ENTRIES PROVIDED:

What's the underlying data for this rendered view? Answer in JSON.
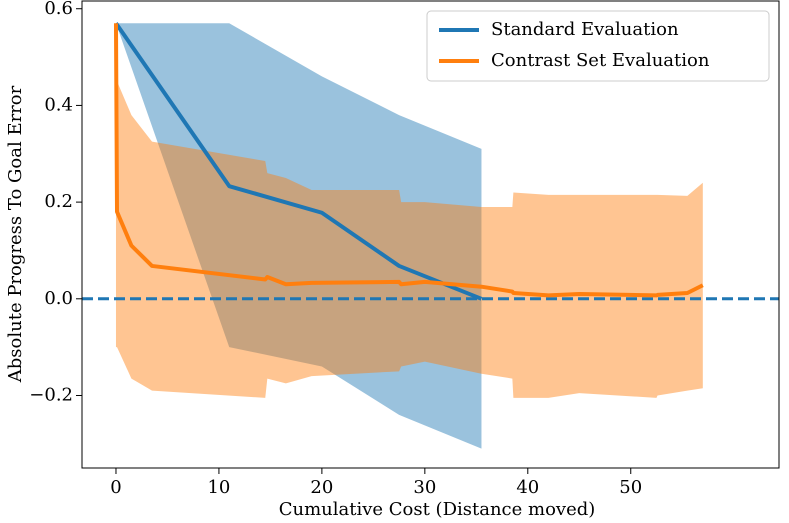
{
  "chart_data": {
    "type": "line",
    "xlabel": "Cumulative Cost (Distance moved)",
    "ylabel": "Absolute Progress To Goal Error",
    "xlim": [
      -3.3,
      64.4
    ],
    "ylim": [
      -0.35,
      0.616
    ],
    "xticks": [
      0,
      10,
      20,
      30,
      40,
      50
    ],
    "yticks": [
      {
        "value": -0.2,
        "label": "−0.2"
      },
      {
        "value": 0,
        "label": "0.0"
      },
      {
        "value": 0.2,
        "label": "0.2"
      },
      {
        "value": 0.4,
        "label": "0.4"
      },
      {
        "value": 0.6,
        "label": "0.6"
      }
    ],
    "legend": "upper right",
    "reference_line": {
      "value": 0,
      "style": "dashed",
      "color": "#1f77b4"
    },
    "series": [
      {
        "name": "Standard Evaluation",
        "color": "#1f77b4",
        "x": [
          0,
          11,
          20,
          27.5,
          35.5
        ],
        "values": [
          0.57,
          0.233,
          0.178,
          0.068,
          0.0
        ],
        "upper": [
          0.57,
          0.57,
          0.46,
          0.38,
          0.31
        ],
        "lower": [
          0.57,
          -0.1,
          -0.14,
          -0.24,
          -0.31
        ]
      },
      {
        "name": "Contrast Set Evaluation",
        "color": "#ff7f0e",
        "x": [
          0,
          0.1,
          1.5,
          3.5,
          14.5,
          14.7,
          16.5,
          19,
          27.5,
          27.7,
          30,
          35.5,
          38.5,
          38.6,
          42,
          45,
          52.5,
          52.6,
          55.5,
          57
        ],
        "values": [
          0.57,
          0.18,
          0.11,
          0.068,
          0.04,
          0.045,
          0.03,
          0.033,
          0.035,
          0.03,
          0.035,
          0.025,
          0.015,
          0.012,
          0.007,
          0.01,
          0.007,
          0.008,
          0.012,
          0.028
        ],
        "upper": [
          0.45,
          0.45,
          0.38,
          0.325,
          0.285,
          0.26,
          0.25,
          0.225,
          0.225,
          0.2,
          0.2,
          0.19,
          0.19,
          0.22,
          0.215,
          0.215,
          0.215,
          0.215,
          0.213,
          0.24
        ],
        "lower": [
          -0.1,
          -0.1,
          -0.165,
          -0.19,
          -0.205,
          -0.165,
          -0.175,
          -0.16,
          -0.15,
          -0.14,
          -0.13,
          -0.155,
          -0.165,
          -0.205,
          -0.205,
          -0.195,
          -0.205,
          -0.2,
          -0.19,
          -0.185
        ]
      }
    ]
  }
}
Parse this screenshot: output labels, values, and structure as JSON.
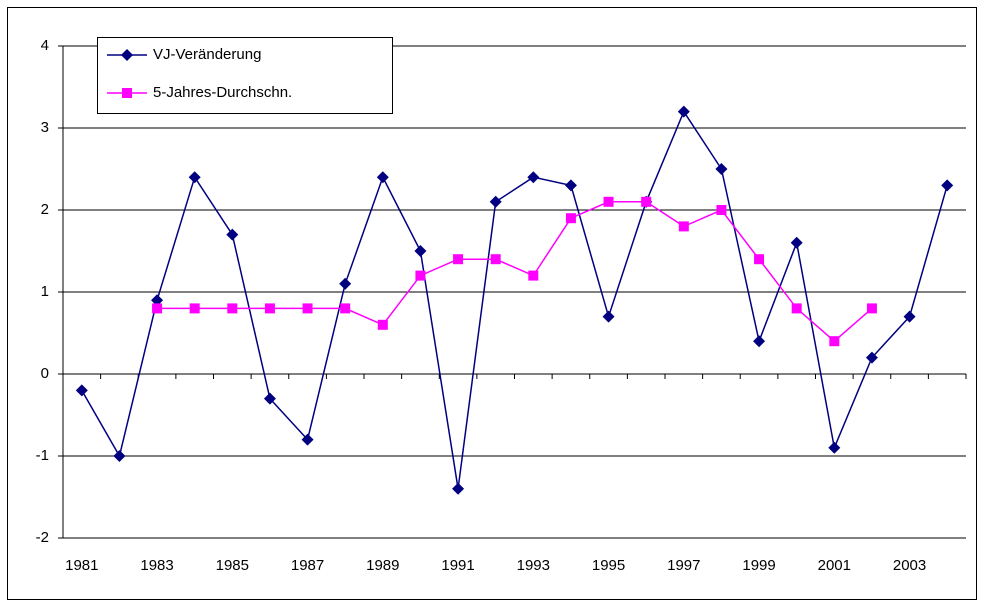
{
  "chart_data": {
    "type": "line",
    "categories": [
      "1981",
      null,
      "1983",
      null,
      "1985",
      null,
      "1987",
      null,
      "1989",
      null,
      "1991",
      null,
      "1993",
      null,
      "1995",
      null,
      "1997",
      null,
      "1999",
      null,
      "2001",
      null,
      "2003",
      null
    ],
    "series": [
      {
        "name": "VJ-Veränderung",
        "color": "#000080",
        "marker": "diamond",
        "values": [
          -0.2,
          -1.0,
          0.9,
          2.4,
          1.7,
          -0.3,
          -0.8,
          1.1,
          2.4,
          1.5,
          -1.4,
          2.1,
          2.4,
          2.3,
          0.7,
          2.1,
          3.2,
          2.5,
          0.4,
          1.6,
          -0.9,
          0.2,
          0.7,
          2.3
        ]
      },
      {
        "name": "5-Jahres-Durchschn.",
        "color": "#ff00ff",
        "marker": "square",
        "values": [
          null,
          null,
          0.8,
          0.8,
          0.8,
          0.8,
          0.8,
          0.8,
          0.6,
          1.2,
          1.4,
          1.4,
          1.2,
          1.9,
          2.1,
          2.1,
          1.8,
          2.0,
          1.4,
          0.8,
          0.4,
          0.8,
          null,
          null
        ]
      }
    ],
    "ylim": [
      -2,
      4
    ],
    "yticks": [
      -2,
      -1,
      0,
      1,
      2,
      3,
      4
    ],
    "grid": true,
    "legend": "top-left"
  }
}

THE TASK: Restate each entry word for word, please, but drop any images it holds.

FULL OUTPUT:
What's the underlying data for this rendered view? Answer in JSON.
{
  "chart_data": {
    "type": "line",
    "xlabel": "Cumulative Cost (Distance moved)",
    "ylabel": "Absolute Progress To Goal Error",
    "xlim": [
      -3.3,
      64.4
    ],
    "ylim": [
      -0.35,
      0.616
    ],
    "xticks": [
      0,
      10,
      20,
      30,
      40,
      50
    ],
    "yticks": [
      {
        "value": -0.2,
        "label": "−0.2"
      },
      {
        "value": 0,
        "label": "0.0"
      },
      {
        "value": 0.2,
        "label": "0.2"
      },
      {
        "value": 0.4,
        "label": "0.4"
      },
      {
        "value": 0.6,
        "label": "0.6"
      }
    ],
    "legend": "upper right",
    "reference_line": {
      "value": 0,
      "style": "dashed",
      "color": "#1f77b4"
    },
    "series": [
      {
        "name": "Standard Evaluation",
        "color": "#1f77b4",
        "x": [
          0,
          11,
          20,
          27.5,
          35.5
        ],
        "values": [
          0.57,
          0.233,
          0.178,
          0.068,
          0.0
        ],
        "upper": [
          0.57,
          0.57,
          0.46,
          0.38,
          0.31
        ],
        "lower": [
          0.57,
          -0.1,
          -0.14,
          -0.24,
          -0.31
        ]
      },
      {
        "name": "Contrast Set Evaluation",
        "color": "#ff7f0e",
        "x": [
          0,
          0.1,
          1.5,
          3.5,
          14.5,
          14.7,
          16.5,
          19,
          27.5,
          27.7,
          30,
          35.5,
          38.5,
          38.6,
          42,
          45,
          52.5,
          52.6,
          55.5,
          57
        ],
        "values": [
          0.57,
          0.18,
          0.11,
          0.068,
          0.04,
          0.045,
          0.03,
          0.033,
          0.035,
          0.03,
          0.035,
          0.025,
          0.015,
          0.012,
          0.007,
          0.01,
          0.007,
          0.008,
          0.012,
          0.028
        ],
        "upper": [
          0.45,
          0.45,
          0.38,
          0.325,
          0.285,
          0.26,
          0.25,
          0.225,
          0.225,
          0.2,
          0.2,
          0.19,
          0.19,
          0.22,
          0.215,
          0.215,
          0.215,
          0.215,
          0.213,
          0.24
        ],
        "lower": [
          -0.1,
          -0.1,
          -0.165,
          -0.19,
          -0.205,
          -0.165,
          -0.175,
          -0.16,
          -0.15,
          -0.14,
          -0.13,
          -0.155,
          -0.165,
          -0.205,
          -0.205,
          -0.195,
          -0.205,
          -0.2,
          -0.19,
          -0.185
        ]
      }
    ]
  }
}
Parse this screenshot: output labels, values, and structure as JSON.
{
  "chart_data": {
    "type": "line",
    "categories": [
      "1981",
      null,
      "1983",
      null,
      "1985",
      null,
      "1987",
      null,
      "1989",
      null,
      "1991",
      null,
      "1993",
      null,
      "1995",
      null,
      "1997",
      null,
      "1999",
      null,
      "2001",
      null,
      "2003",
      null
    ],
    "series": [
      {
        "name": "VJ-Veränderung",
        "color": "#000080",
        "marker": "diamond",
        "values": [
          -0.2,
          -1.0,
          0.9,
          2.4,
          1.7,
          -0.3,
          -0.8,
          1.1,
          2.4,
          1.5,
          -1.4,
          2.1,
          2.4,
          2.3,
          0.7,
          2.1,
          3.2,
          2.5,
          0.4,
          1.6,
          -0.9,
          0.2,
          0.7,
          2.3
        ]
      },
      {
        "name": "5-Jahres-Durchschn.",
        "color": "#ff00ff",
        "marker": "square",
        "values": [
          null,
          null,
          0.8,
          0.8,
          0.8,
          0.8,
          0.8,
          0.8,
          0.6,
          1.2,
          1.4,
          1.4,
          1.2,
          1.9,
          2.1,
          2.1,
          1.8,
          2.0,
          1.4,
          0.8,
          0.4,
          0.8,
          null,
          null
        ]
      }
    ],
    "ylim": [
      -2,
      4
    ],
    "yticks": [
      -2,
      -1,
      0,
      1,
      2,
      3,
      4
    ],
    "grid": true,
    "legend": "top-left"
  }
}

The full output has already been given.